PROBLEM STATEMENT: Work through the data and report how many lines include the string "this", giving the number alone.

(Figure contents as structured data)
○ ○ ○

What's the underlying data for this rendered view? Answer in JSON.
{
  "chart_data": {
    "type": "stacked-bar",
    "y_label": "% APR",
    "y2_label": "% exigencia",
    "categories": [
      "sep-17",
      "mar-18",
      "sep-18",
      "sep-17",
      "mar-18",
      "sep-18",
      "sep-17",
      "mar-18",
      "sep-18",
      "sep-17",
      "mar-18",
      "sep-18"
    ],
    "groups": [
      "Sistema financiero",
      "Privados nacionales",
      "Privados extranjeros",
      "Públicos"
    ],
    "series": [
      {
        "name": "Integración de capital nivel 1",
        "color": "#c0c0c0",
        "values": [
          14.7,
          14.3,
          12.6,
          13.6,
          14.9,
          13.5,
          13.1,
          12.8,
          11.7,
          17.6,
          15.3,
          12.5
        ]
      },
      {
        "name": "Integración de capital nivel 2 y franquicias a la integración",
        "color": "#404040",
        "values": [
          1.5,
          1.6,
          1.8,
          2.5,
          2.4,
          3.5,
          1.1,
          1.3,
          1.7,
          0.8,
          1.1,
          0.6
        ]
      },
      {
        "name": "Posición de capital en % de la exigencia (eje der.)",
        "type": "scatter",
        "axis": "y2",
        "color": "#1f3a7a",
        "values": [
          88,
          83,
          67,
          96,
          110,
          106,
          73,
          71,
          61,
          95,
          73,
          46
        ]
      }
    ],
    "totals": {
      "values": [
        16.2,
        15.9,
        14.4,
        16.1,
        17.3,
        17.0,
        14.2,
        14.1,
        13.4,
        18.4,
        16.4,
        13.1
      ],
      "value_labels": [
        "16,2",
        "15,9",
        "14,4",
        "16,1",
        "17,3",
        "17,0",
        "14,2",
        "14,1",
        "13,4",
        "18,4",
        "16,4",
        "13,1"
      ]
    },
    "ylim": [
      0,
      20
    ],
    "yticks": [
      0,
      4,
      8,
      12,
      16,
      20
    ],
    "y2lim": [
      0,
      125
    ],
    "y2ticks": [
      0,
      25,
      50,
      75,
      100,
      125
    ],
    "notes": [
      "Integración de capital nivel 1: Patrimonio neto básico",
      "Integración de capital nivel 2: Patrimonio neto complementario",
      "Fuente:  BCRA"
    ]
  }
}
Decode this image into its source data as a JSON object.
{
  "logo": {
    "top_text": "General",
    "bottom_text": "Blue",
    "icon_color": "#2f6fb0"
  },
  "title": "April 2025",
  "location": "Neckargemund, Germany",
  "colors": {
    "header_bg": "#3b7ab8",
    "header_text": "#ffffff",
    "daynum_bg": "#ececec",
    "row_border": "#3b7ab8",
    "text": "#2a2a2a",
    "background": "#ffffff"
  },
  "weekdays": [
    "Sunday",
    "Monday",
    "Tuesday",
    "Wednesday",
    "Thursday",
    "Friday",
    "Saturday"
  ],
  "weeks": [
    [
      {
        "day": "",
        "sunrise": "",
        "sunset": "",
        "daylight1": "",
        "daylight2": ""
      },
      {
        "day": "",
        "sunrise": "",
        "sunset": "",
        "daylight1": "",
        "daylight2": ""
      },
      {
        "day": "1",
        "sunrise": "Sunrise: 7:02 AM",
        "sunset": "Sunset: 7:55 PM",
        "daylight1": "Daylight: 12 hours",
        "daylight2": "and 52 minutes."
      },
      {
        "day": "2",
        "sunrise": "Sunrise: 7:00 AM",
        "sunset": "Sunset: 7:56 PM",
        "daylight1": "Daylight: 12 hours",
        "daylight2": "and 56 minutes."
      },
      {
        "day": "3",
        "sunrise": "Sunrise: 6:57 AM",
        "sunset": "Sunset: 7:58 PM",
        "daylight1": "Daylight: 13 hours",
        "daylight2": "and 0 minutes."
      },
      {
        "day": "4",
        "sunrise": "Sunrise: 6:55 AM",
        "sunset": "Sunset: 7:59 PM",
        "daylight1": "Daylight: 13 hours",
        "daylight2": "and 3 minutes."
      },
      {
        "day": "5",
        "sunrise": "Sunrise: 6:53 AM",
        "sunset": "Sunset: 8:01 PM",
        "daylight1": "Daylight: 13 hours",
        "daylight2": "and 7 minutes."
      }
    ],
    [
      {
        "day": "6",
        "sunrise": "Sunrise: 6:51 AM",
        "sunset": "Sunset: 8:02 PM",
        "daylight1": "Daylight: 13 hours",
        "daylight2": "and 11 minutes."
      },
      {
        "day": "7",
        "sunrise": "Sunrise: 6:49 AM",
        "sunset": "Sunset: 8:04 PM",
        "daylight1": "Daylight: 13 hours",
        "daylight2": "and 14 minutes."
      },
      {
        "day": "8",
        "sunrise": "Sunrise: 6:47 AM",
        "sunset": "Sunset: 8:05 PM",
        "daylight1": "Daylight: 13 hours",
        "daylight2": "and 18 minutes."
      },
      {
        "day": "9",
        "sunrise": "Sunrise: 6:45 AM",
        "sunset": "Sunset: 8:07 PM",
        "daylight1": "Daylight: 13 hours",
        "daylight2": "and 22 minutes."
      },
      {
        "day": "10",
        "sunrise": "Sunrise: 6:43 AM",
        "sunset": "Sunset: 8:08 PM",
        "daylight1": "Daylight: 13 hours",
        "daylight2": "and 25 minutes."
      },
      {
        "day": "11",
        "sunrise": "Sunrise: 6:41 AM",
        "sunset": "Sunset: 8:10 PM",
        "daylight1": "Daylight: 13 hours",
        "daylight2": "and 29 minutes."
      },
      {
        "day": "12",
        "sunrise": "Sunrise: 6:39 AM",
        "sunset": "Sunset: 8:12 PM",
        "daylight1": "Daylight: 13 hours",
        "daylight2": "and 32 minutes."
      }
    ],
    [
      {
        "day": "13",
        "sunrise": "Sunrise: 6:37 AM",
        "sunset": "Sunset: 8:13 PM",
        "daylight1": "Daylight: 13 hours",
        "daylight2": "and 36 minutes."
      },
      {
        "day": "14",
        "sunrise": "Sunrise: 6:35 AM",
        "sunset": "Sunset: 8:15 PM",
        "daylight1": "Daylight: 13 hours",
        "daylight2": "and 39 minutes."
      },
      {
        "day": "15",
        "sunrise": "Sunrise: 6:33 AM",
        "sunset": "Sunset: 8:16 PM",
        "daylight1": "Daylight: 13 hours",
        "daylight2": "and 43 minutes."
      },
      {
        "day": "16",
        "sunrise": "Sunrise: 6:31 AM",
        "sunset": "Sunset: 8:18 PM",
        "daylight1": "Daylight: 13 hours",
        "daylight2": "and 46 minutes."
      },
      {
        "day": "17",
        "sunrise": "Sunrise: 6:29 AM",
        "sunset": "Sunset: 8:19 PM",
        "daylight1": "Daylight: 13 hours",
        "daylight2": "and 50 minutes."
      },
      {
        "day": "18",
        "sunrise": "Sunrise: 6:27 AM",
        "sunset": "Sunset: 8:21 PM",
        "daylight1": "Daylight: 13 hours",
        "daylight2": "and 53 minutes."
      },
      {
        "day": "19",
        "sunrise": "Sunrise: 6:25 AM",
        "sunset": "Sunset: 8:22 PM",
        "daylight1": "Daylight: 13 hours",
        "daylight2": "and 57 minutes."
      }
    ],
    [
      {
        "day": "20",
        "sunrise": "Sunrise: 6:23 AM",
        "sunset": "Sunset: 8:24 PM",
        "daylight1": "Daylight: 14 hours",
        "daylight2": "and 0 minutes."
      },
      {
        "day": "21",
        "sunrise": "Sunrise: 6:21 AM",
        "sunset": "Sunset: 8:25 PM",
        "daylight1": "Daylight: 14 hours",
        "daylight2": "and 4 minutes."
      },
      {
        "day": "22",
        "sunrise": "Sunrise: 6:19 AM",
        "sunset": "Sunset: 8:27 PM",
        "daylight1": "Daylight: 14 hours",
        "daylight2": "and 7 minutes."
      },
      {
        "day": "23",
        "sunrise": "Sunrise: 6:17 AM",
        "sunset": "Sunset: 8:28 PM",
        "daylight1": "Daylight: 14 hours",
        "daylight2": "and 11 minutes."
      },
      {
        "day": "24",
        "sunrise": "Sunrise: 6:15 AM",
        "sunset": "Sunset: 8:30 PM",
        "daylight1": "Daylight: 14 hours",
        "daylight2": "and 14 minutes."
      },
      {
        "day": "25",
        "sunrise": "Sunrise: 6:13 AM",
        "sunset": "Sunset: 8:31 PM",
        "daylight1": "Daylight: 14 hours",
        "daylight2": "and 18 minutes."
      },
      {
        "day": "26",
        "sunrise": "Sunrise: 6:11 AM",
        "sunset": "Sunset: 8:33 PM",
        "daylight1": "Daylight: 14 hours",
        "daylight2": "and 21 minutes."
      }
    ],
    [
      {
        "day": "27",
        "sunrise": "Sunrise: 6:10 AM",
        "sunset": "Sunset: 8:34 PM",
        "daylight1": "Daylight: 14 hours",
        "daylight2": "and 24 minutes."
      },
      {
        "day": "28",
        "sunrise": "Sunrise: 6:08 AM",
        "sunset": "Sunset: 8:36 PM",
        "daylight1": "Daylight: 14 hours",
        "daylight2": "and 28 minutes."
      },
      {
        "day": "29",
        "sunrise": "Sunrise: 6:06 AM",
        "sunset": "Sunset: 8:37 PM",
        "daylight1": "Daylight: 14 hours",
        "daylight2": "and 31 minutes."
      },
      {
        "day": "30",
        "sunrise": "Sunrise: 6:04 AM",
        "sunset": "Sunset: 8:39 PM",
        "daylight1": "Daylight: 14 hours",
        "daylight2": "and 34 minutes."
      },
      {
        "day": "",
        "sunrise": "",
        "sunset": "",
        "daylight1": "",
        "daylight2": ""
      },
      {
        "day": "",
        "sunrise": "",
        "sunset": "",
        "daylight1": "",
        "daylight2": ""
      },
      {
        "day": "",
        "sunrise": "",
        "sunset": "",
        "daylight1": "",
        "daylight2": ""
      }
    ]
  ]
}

○ ○ ○

ANSWER IN FULL: 2